→ **THE EXERCISE**:
How many lines in this material include the string "wife"? Answer with the number and nothing further.

→ **DATA FOR THIS TASK**:
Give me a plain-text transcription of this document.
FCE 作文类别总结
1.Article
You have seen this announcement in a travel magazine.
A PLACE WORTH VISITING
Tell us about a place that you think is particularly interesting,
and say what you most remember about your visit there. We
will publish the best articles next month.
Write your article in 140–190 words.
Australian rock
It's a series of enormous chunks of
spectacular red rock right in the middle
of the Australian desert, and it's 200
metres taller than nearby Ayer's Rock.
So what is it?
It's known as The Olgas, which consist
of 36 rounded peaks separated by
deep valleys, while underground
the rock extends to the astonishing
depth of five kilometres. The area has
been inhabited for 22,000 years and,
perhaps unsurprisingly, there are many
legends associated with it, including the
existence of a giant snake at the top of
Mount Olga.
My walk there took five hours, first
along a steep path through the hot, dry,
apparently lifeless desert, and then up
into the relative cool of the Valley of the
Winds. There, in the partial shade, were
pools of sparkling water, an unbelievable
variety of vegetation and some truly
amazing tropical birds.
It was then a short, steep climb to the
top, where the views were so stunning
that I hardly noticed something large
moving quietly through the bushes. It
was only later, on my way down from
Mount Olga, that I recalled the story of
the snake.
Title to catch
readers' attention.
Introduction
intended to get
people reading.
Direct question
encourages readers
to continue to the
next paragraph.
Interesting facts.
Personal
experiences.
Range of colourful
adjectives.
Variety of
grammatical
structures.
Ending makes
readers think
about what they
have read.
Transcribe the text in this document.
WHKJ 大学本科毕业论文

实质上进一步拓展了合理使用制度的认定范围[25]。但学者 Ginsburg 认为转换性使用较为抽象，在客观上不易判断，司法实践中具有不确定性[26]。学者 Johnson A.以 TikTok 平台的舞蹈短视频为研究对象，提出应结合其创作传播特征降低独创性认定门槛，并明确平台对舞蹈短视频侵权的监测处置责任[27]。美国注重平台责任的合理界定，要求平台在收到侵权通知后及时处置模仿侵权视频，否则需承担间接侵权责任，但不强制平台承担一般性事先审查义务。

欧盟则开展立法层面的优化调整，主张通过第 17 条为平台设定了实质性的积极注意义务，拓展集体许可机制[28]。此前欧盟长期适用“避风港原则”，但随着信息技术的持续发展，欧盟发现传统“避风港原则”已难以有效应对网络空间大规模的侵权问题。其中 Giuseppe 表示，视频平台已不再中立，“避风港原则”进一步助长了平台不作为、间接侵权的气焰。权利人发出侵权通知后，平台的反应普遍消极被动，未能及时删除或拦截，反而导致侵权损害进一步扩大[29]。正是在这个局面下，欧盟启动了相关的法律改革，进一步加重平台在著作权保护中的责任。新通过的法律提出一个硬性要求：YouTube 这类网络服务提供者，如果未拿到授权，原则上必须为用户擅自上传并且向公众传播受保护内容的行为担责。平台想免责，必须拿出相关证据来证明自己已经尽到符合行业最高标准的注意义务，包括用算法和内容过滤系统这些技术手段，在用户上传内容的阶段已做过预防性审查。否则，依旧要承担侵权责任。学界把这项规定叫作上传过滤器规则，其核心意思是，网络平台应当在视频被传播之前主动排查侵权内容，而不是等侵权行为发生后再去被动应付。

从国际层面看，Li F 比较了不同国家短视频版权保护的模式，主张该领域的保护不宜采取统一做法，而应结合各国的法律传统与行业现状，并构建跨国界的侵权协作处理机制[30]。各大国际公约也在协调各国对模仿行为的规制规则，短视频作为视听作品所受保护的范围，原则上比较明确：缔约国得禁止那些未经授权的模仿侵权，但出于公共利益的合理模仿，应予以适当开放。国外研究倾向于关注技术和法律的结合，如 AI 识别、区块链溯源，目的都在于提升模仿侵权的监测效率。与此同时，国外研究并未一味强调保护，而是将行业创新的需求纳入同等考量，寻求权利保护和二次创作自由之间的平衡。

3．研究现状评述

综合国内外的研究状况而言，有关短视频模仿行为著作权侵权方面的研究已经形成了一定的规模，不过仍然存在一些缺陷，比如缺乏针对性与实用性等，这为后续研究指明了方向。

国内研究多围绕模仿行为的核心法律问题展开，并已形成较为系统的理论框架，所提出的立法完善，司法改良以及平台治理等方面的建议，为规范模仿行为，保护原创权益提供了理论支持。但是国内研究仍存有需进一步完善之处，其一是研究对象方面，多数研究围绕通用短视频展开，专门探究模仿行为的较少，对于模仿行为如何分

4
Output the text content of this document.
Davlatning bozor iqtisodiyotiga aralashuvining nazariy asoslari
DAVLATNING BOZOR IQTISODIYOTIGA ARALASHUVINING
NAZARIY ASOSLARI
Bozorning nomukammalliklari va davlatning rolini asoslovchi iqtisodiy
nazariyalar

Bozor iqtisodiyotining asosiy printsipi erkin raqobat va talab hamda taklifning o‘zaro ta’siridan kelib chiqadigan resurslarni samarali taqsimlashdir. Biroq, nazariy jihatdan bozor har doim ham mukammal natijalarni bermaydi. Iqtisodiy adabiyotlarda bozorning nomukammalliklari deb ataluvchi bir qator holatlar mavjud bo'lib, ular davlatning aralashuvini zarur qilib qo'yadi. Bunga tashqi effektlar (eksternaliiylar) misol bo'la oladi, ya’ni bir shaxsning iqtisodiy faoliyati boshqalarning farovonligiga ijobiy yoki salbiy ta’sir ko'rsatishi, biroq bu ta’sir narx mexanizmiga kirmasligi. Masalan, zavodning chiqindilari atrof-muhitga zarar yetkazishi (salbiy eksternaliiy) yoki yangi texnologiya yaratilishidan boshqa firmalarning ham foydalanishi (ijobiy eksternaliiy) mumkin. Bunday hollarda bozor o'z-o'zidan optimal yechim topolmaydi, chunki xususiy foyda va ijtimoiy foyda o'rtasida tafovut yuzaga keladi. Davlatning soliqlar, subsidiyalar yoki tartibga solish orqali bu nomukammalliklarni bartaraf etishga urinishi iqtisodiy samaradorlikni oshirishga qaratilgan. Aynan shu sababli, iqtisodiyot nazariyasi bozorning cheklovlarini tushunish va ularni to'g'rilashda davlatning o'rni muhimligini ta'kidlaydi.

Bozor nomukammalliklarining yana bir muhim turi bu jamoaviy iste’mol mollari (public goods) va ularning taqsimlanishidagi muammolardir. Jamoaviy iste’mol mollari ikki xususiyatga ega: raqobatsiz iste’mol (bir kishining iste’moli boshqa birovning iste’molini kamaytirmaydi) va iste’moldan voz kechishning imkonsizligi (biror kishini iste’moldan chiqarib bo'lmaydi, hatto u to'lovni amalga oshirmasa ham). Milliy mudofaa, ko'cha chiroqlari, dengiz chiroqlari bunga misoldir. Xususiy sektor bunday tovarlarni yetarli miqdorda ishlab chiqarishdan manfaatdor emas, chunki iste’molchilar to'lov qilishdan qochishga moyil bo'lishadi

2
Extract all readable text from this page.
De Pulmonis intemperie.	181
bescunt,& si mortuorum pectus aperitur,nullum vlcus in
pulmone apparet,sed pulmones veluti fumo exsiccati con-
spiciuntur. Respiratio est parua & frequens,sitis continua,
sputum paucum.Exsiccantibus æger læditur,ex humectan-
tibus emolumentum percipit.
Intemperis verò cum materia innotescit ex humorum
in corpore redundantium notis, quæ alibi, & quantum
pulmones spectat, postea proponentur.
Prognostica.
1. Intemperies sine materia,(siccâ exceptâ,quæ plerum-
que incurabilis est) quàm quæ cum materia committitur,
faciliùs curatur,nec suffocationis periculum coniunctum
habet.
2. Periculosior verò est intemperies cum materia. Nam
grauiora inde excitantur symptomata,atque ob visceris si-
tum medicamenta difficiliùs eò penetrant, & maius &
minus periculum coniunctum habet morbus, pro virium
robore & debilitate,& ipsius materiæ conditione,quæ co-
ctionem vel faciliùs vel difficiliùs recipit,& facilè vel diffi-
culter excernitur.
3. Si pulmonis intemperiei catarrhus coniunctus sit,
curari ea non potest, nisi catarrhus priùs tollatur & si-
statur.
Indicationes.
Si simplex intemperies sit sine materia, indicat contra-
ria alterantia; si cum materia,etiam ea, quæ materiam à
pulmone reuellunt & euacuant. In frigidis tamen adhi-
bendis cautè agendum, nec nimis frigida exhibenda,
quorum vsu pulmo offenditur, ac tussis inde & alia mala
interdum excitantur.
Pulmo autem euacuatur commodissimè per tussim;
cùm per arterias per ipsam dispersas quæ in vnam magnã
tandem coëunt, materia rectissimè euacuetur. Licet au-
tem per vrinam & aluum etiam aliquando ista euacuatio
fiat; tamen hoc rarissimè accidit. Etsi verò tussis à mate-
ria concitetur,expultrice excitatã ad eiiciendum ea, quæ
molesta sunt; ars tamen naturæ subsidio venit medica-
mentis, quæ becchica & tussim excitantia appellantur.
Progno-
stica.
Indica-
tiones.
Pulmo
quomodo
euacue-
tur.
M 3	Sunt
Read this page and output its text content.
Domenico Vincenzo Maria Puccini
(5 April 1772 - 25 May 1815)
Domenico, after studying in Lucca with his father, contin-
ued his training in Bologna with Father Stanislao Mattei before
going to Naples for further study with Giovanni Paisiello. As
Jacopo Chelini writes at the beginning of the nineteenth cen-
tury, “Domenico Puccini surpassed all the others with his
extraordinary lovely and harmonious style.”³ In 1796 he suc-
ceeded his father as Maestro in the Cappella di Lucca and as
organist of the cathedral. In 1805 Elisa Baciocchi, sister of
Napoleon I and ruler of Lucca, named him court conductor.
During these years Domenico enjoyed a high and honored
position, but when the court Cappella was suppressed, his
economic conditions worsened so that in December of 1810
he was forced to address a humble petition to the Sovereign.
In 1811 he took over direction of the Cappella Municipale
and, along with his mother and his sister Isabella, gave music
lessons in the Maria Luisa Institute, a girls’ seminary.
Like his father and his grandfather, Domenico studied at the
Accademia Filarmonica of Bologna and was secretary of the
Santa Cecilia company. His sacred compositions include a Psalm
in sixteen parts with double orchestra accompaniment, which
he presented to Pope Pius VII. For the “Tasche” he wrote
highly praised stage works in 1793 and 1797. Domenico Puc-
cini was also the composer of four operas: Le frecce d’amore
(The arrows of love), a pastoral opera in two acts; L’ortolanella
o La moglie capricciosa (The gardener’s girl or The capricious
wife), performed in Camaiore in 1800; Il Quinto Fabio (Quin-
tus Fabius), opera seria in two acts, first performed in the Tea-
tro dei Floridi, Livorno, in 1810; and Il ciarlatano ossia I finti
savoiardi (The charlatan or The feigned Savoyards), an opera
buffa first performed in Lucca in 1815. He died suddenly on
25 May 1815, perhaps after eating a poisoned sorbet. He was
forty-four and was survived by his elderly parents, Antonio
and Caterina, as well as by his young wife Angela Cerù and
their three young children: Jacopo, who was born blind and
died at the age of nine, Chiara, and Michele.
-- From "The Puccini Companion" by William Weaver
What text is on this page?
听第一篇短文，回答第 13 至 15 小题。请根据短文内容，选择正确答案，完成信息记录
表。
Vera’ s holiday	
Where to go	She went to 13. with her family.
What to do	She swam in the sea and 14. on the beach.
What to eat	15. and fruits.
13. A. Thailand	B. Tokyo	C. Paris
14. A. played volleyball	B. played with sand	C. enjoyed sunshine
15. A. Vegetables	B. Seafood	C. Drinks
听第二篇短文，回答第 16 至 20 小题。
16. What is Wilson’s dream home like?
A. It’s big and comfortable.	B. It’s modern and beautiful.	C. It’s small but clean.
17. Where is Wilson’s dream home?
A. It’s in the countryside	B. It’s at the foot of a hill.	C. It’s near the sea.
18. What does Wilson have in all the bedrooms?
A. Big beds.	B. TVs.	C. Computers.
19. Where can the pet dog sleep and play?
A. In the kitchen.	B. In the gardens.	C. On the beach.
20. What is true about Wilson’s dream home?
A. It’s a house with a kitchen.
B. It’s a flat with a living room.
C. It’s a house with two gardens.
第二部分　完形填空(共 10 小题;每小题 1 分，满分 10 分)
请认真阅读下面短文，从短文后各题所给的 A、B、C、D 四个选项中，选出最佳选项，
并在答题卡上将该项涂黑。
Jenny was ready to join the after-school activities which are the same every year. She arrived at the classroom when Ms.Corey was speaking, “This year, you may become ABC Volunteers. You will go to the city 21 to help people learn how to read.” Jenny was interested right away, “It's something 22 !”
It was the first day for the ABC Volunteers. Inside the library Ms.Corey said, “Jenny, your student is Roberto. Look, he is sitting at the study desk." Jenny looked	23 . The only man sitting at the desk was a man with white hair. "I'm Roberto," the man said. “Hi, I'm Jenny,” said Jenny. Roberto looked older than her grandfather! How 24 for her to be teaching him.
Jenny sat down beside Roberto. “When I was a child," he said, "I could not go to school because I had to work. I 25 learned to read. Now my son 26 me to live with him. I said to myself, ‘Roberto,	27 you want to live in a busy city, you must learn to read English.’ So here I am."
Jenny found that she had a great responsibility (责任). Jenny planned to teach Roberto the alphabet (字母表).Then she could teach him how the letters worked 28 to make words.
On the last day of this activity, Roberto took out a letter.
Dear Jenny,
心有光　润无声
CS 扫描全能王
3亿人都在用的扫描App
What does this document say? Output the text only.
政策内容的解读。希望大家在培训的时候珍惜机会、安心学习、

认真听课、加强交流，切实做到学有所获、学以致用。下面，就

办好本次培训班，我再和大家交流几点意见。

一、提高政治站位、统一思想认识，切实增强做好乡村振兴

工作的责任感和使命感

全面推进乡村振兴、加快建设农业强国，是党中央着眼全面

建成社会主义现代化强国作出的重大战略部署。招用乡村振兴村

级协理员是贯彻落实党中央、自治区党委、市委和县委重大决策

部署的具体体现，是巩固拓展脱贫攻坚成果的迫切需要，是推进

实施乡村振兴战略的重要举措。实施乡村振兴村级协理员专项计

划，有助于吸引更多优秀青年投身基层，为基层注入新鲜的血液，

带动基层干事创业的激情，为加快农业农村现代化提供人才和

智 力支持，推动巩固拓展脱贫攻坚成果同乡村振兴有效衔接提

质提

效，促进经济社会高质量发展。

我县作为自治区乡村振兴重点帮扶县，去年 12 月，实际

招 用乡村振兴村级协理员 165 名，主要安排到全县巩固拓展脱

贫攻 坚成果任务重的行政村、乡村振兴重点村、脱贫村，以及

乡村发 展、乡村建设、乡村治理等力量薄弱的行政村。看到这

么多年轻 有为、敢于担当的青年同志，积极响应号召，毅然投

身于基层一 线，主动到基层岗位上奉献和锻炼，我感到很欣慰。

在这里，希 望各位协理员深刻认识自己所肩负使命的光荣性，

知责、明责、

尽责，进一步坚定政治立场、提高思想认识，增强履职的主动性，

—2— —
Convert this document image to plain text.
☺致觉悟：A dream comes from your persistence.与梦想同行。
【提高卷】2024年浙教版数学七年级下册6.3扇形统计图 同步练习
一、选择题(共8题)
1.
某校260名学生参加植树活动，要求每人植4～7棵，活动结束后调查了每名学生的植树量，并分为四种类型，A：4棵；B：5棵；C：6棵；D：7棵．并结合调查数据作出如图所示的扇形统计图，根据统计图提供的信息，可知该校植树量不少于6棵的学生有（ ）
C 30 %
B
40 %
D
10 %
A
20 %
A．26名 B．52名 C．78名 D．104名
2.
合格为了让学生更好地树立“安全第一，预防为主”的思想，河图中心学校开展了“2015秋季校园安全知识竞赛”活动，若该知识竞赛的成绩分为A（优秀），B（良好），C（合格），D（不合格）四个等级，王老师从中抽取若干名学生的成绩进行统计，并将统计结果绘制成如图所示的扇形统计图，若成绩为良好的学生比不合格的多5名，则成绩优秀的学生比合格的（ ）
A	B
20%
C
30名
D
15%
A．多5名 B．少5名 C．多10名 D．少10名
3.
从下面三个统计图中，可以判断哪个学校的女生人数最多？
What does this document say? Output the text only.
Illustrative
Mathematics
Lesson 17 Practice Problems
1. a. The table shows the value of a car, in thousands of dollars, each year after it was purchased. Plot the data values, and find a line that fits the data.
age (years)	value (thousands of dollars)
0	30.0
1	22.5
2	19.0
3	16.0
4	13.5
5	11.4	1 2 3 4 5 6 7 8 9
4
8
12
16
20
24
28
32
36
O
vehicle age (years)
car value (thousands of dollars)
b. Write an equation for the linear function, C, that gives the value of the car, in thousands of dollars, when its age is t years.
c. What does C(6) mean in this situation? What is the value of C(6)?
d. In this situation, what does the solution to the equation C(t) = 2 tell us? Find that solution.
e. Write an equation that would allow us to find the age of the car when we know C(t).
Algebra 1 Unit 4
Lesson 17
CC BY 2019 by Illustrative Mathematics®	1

→ **THE COMPLETED TASK**:
2